◆ Directive
Count how many lines below include the string "header", and give that number without anything else.

-- Start --

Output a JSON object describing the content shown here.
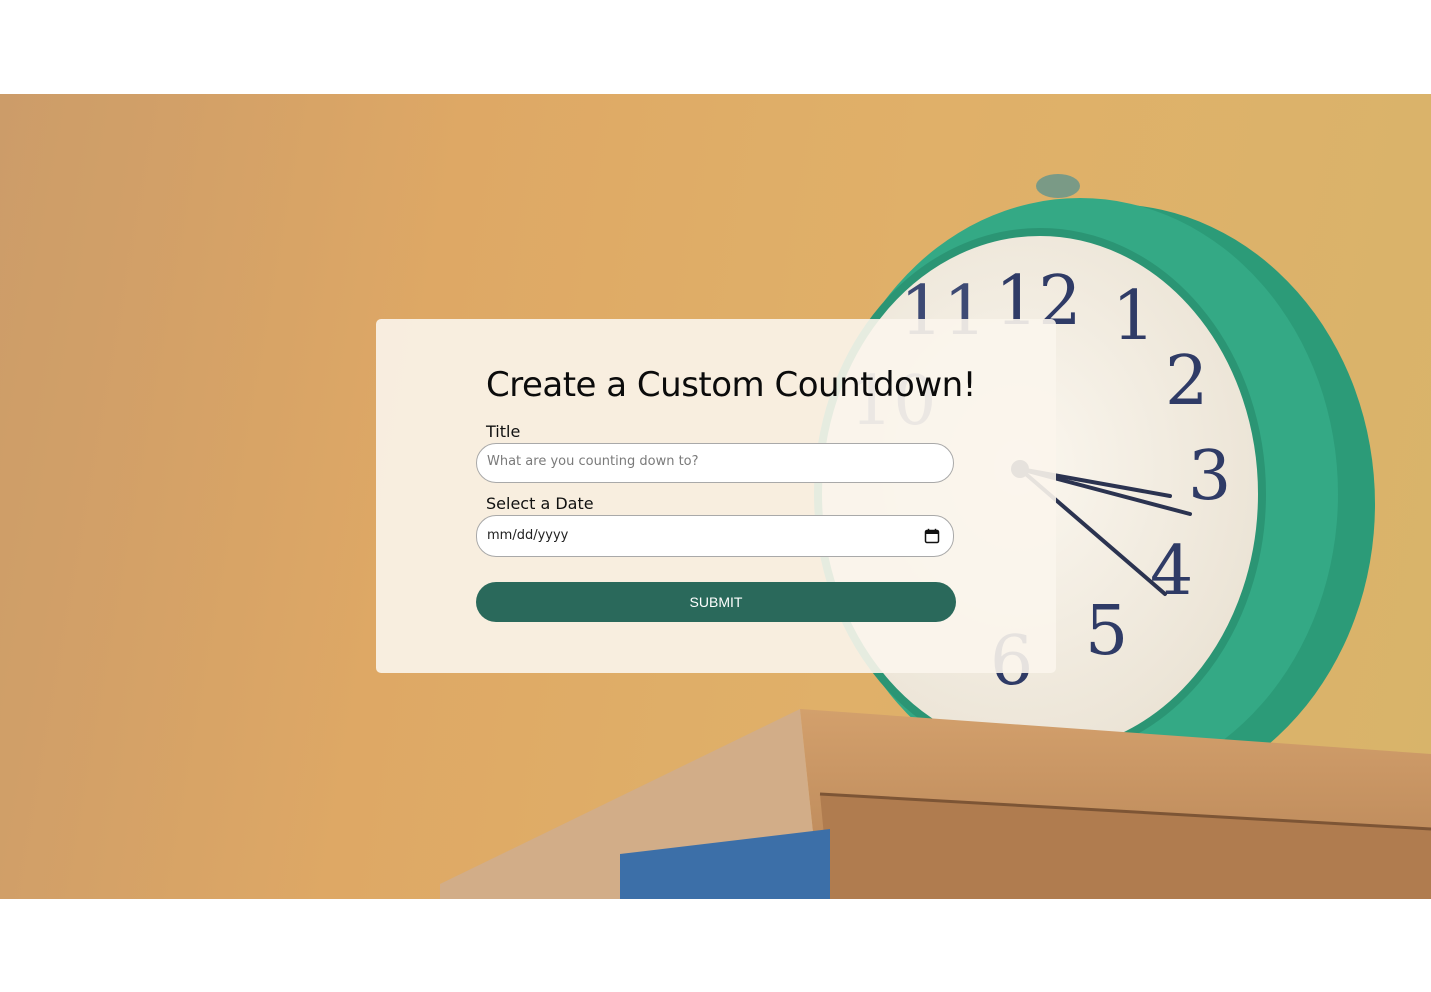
{
  "hero": {
    "background_image": "alarm-clock-on-books"
  },
  "form": {
    "heading": "Create a Custom Countdown!",
    "title_label": "Title",
    "title_placeholder": "What are you counting down to?",
    "title_value": "",
    "date_label": "Select a Date",
    "date_placeholder": "mm/dd/yyyy",
    "date_icon": "calendar-icon",
    "submit_label": "SUBMIT"
  },
  "colors": {
    "button": "#2a695b",
    "background_accent": "#dca35c",
    "clock_body": "#2a9a76"
  }
}
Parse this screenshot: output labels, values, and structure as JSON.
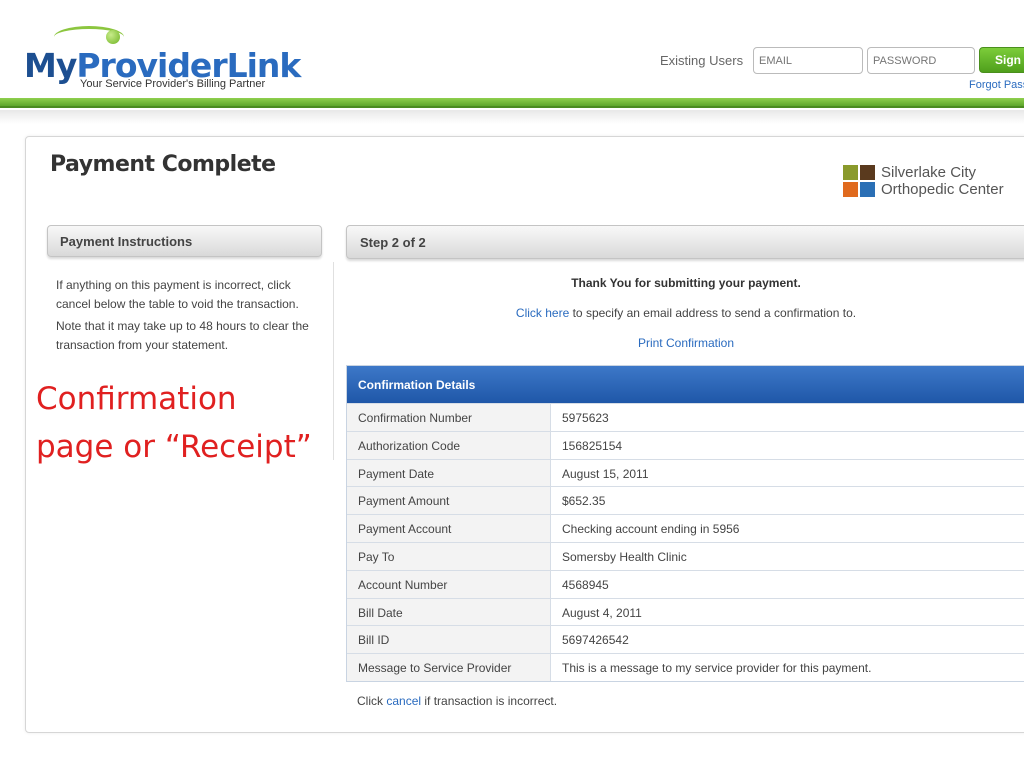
{
  "header": {
    "logo": {
      "part_my": "My",
      "part_provider": "Provider",
      "part_link": "Link",
      "tagline": "Your Service Provider's Billing Partner"
    },
    "existing_users_label": "Existing Users",
    "email_placeholder": "EMAIL",
    "password_placeholder": "PASSWORD",
    "sign_in_label": "Sign In",
    "forgot_password_label": "Forgot Password?"
  },
  "page": {
    "title": "Payment Complete",
    "clinic_logo": {
      "line1": "Silverlake City",
      "line2": "Orthopedic Center"
    }
  },
  "sidebar": {
    "header": "Payment Instructions",
    "paragraphs": [
      "If anything on this payment is incorrect, click cancel below the table to void the transaction.",
      "Note that it may take up to 48 hours to clear the transaction from your statement."
    ]
  },
  "annotation": {
    "line1": "Confirmation",
    "line2": "page or “Receipt”"
  },
  "main": {
    "step_label": "Step 2 of 2",
    "thank_you": "Thank You for submitting your payment.",
    "click_here_link": "Click here",
    "email_text": " to specify an email address to send a confirmation to.",
    "print_confirmation": "Print Confirmation",
    "details": {
      "title": "Confirmation Details",
      "rows": [
        {
          "label": "Confirmation Number",
          "value": "5975623"
        },
        {
          "label": "Authorization Code",
          "value": "156825154"
        },
        {
          "label": "Payment Date",
          "value": "August 15, 2011"
        },
        {
          "label": "Payment Amount",
          "value": "$652.35"
        },
        {
          "label": "Payment Account",
          "value": "Checking account ending in 5956"
        },
        {
          "label": "Pay To",
          "value": "Somersby Health Clinic"
        },
        {
          "label": "Account Number",
          "value": "4568945"
        },
        {
          "label": "Bill Date",
          "value": "August 4, 2011"
        },
        {
          "label": "Bill ID",
          "value": "5697426542"
        },
        {
          "label": "Message to Service Provider",
          "value": "This is a message to my service provider for this payment."
        }
      ]
    },
    "cancel": {
      "prefix": "Click ",
      "link": "cancel",
      "suffix": " if transaction is incorrect."
    }
  },
  "colors": {
    "brand_green": "#5da52b",
    "brand_blue": "#2a6bbf",
    "annotation_red": "#e02020"
  }
}
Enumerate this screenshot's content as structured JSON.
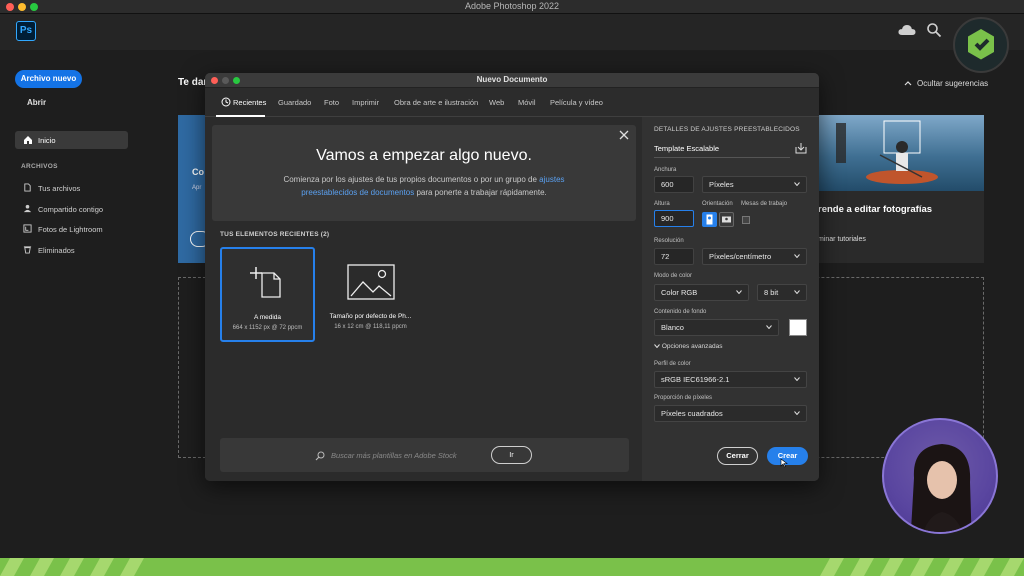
{
  "window": {
    "title": "Adobe Photoshop 2022"
  },
  "app": {
    "logo_text": "Ps",
    "new_file_label": "Archivo nuevo",
    "open_label": "Abrir",
    "home_label": "Inicio",
    "files_section": "ARCHIVOS",
    "sidebar_items": [
      {
        "label": "Tus archivos",
        "icon": "file-icon"
      },
      {
        "label": "Compartido contigo",
        "icon": "people-icon"
      },
      {
        "label": "Fotos de Lightroom",
        "icon": "lightroom-icon"
      },
      {
        "label": "Eliminados",
        "icon": "trash-icon"
      }
    ],
    "welcome_partial": "Te dar",
    "hide_suggestions": "Ocultar sugerencias",
    "card_title_partial": "rende a editar fotografías",
    "card_link_partial": "minar tutoriales",
    "blue_card_partial": "Co",
    "blue_card_sub_partial": "Apr"
  },
  "dialog": {
    "title": "Nuevo Documento",
    "tabs": [
      "Recientes",
      "Guardado",
      "Foto",
      "Imprimir",
      "Obra de arte e ilustración",
      "Web",
      "Móvil",
      "Película y vídeo"
    ],
    "active_tab": "Recientes",
    "hero_title": "Vamos a empezar algo nuevo.",
    "hero_text_1": "Comienza por los ajustes de tus propios documentos o por un grupo de ",
    "hero_link_1": "ajustes",
    "hero_link_2": "preestablecidos de documentos",
    "hero_text_2": " para ponerte a trabajar rápidamente.",
    "recent_label": "TUS ELEMENTOS RECIENTES  (2)",
    "recent_items": [
      {
        "name": "A medida",
        "detail": "664 x 1152 px @ 72 ppcm"
      },
      {
        "name": "Tamaño por defecto de Ph...",
        "detail": "16 x 12 cm @ 118,11 ppcm"
      }
    ],
    "stock_placeholder": "Buscar más plantillas en Adobe Stock",
    "stock_go": "Ir",
    "details": {
      "header": "DETALLES DE AJUSTES PREESTABLECIDOS",
      "preset_name": "Template Escalable",
      "width_label": "Anchura",
      "width_value": "600",
      "width_unit": "Píxeles",
      "height_label": "Altura",
      "height_value": "900",
      "orientation_label": "Orientación",
      "artboards_label": "Mesas de trabajo",
      "resolution_label": "Resolución",
      "resolution_value": "72",
      "resolution_unit": "Píxeles/centímetro",
      "color_mode_label": "Modo de color",
      "color_mode_value": "Color RGB",
      "bit_depth": "8 bit",
      "background_label": "Contenido de fondo",
      "background_value": "Blanco",
      "advanced_label": "Opciones avanzadas",
      "color_profile_label": "Perfil de color",
      "color_profile_value": "sRGB IEC61966-2.1",
      "pixel_ratio_label": "Proporción de píxeles",
      "pixel_ratio_value": "Píxeles cuadrados"
    },
    "cancel_label": "Cerrar",
    "create_label": "Crear"
  },
  "colors": {
    "accent": "#2680eb",
    "new_button": "#1473e6",
    "band": "#7ac14a",
    "background": "#1e1e1e"
  }
}
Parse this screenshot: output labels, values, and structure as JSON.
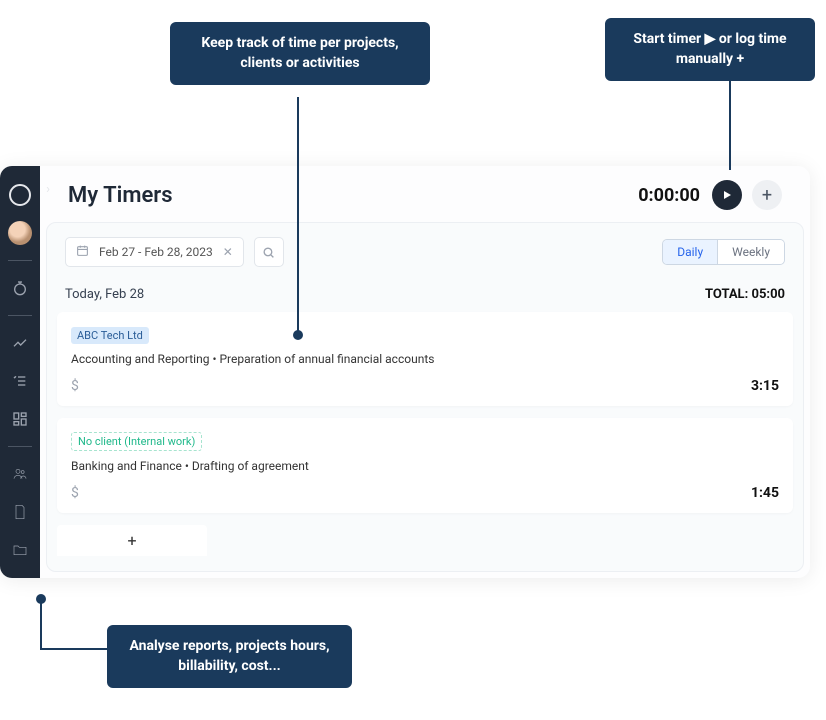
{
  "annotations": {
    "top_left": "Keep track of time per projects, clients or activities",
    "top_right": "Start timer ▶ or log time manually  +",
    "bottom": "Analyse reports, projects hours, billability, cost..."
  },
  "header": {
    "title": "My Timers",
    "timer": "0:00:00"
  },
  "filters": {
    "date_range": "Feb 27 - Feb 28, 2023",
    "view_daily": "Daily",
    "view_weekly": "Weekly"
  },
  "day": {
    "label": "Today, Feb 28",
    "total_label": "TOTAL: 05:00"
  },
  "entries": [
    {
      "client_tag": "ABC Tech Ltd",
      "tag_style": "blue",
      "desc": "Accounting and Reporting • Preparation of annual financial accounts",
      "duration": "3:15"
    },
    {
      "client_tag": "No client (Internal work)",
      "tag_style": "green",
      "desc": "Banking and Finance • Drafting of agreement",
      "duration": "1:45"
    }
  ],
  "add_label": "+"
}
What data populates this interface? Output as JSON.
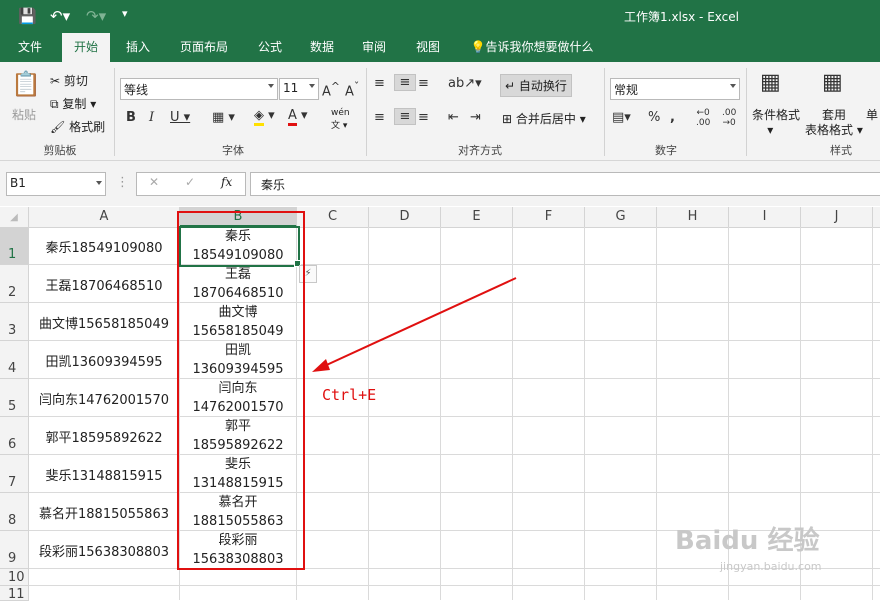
{
  "window": {
    "title": "工作簿1.xlsx  -  Excel"
  },
  "tabs": [
    "文件",
    "开始",
    "插入",
    "页面布局",
    "公式",
    "数据",
    "审阅",
    "视图"
  ],
  "tell_me": "告诉我你想要做什么",
  "clipboard": {
    "paste": "粘贴",
    "cut": "剪切",
    "copy": "复制",
    "format_painter": "格式刷",
    "label": "剪贴板"
  },
  "font": {
    "name": "等线",
    "size": "11",
    "label": "字体",
    "pinyin": "wén"
  },
  "alignment": {
    "wrap": "自动换行",
    "merge": "合并后居中",
    "label": "对齐方式"
  },
  "number": {
    "format": "常规",
    "label": "数字"
  },
  "styles": {
    "conditional": "条件格式",
    "table_a": "套用",
    "table_b": "表格格式",
    "cell": "单",
    "label": "样式"
  },
  "formula_bar": {
    "name_box": "B1",
    "fx": "fx",
    "content": "秦乐"
  },
  "columns": [
    "A",
    "B",
    "C",
    "D",
    "E",
    "F",
    "G",
    "H",
    "I",
    "J"
  ],
  "rows": [
    "1",
    "2",
    "3",
    "4",
    "5",
    "6",
    "7",
    "8",
    "9",
    "10",
    "11"
  ],
  "col_a": [
    "秦乐18549109080",
    "王磊18706468510",
    "曲文博15658185049",
    "田凯13609394595",
    "闫向东14762001570",
    "郭平18595892622",
    "斐乐13148815915",
    "慕名开18815055863",
    "段彩丽15638308803"
  ],
  "col_b": [
    {
      "name": "秦乐",
      "phone": "18549109080"
    },
    {
      "name": "王磊",
      "phone": "18706468510"
    },
    {
      "name": "曲文博",
      "phone": "15658185049"
    },
    {
      "name": "田凯",
      "phone": "13609394595"
    },
    {
      "name": "闫向东",
      "phone": "14762001570"
    },
    {
      "name": "郭平",
      "phone": "18595892622"
    },
    {
      "name": "斐乐",
      "phone": "13148815915"
    },
    {
      "name": "慕名开",
      "phone": "18815055863"
    },
    {
      "name": "段彩丽",
      "phone": "15638308803"
    }
  ],
  "annotation": "Ctrl+E",
  "watermark": {
    "main": "Baidu 经验",
    "sub": "jingyan.baidu.com"
  },
  "colors": {
    "excel_green": "#217346",
    "annotation_red": "#e01010"
  }
}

-- End --

◆ Result for this task
4